What you need to do: Restate all of the data exactly.

Lines of data:
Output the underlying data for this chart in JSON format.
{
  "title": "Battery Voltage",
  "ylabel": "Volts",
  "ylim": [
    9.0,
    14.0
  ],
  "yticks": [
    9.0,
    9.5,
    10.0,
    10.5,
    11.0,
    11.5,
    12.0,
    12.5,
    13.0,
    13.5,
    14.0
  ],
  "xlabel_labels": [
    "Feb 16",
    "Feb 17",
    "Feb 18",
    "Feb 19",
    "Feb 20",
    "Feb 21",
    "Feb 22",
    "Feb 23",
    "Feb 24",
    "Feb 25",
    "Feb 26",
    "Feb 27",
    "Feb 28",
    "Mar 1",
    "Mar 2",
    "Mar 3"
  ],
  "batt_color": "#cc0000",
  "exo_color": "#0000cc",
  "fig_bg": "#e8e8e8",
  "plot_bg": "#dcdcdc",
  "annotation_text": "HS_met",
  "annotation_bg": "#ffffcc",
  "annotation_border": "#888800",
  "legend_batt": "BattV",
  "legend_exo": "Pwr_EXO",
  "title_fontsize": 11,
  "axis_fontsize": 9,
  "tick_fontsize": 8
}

Written solution:
Output the underlying data for this chart in JSON format.
{
  "title": "Battery Voltage",
  "ylabel": "Volts",
  "ylim": [
    9.0,
    14.0
  ],
  "yticks": [
    9.0,
    9.5,
    10.0,
    10.5,
    11.0,
    11.5,
    12.0,
    12.5,
    13.0,
    13.5,
    14.0
  ],
  "xlabel_labels": [
    "Feb 16",
    "Feb 17",
    "Feb 18",
    "Feb 19",
    "Feb 20",
    "Feb 21",
    "Feb 22",
    "Feb 23",
    "Feb 24",
    "Feb 25",
    "Feb 26",
    "Feb 27",
    "Feb 28",
    "Mar 1",
    "Mar 2",
    "Mar 3"
  ],
  "batt_color": "#cc0000",
  "exo_color": "#0000cc",
  "fig_bg": "#e8e8e8",
  "plot_bg": "#dcdcdc",
  "annotation_text": "HS_met",
  "annotation_bg": "#ffffcc",
  "annotation_border": "#888800",
  "legend_batt": "BattV",
  "legend_exo": "Pwr_EXO",
  "title_fontsize": 11,
  "axis_fontsize": 9,
  "tick_fontsize": 8
}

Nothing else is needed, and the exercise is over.